◆ WORK TO DO ◆
What is the number of lines containing "like"? Give only that number.

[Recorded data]
---------------

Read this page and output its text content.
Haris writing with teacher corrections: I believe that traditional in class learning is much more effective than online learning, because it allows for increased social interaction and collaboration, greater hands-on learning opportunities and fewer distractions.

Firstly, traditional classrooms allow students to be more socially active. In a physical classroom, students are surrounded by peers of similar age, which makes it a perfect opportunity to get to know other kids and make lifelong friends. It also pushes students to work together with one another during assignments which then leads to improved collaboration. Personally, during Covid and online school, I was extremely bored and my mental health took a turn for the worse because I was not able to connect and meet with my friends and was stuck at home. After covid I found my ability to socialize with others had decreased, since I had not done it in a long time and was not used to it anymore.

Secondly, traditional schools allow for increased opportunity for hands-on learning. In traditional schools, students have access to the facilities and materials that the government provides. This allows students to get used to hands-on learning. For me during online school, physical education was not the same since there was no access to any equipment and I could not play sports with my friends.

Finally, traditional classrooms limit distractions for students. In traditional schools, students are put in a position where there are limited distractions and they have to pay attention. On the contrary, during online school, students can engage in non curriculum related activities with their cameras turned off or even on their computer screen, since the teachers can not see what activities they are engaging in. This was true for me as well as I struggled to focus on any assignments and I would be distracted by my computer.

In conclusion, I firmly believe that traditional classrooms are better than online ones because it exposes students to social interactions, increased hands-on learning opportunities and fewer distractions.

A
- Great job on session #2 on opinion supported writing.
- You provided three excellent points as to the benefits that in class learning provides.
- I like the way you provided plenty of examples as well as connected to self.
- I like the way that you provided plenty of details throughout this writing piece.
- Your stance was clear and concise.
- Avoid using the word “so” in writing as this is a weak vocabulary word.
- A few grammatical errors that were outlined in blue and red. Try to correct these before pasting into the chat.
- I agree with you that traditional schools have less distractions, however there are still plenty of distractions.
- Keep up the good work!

---------------

◆ RESULT FOR THIS TASK ◆
2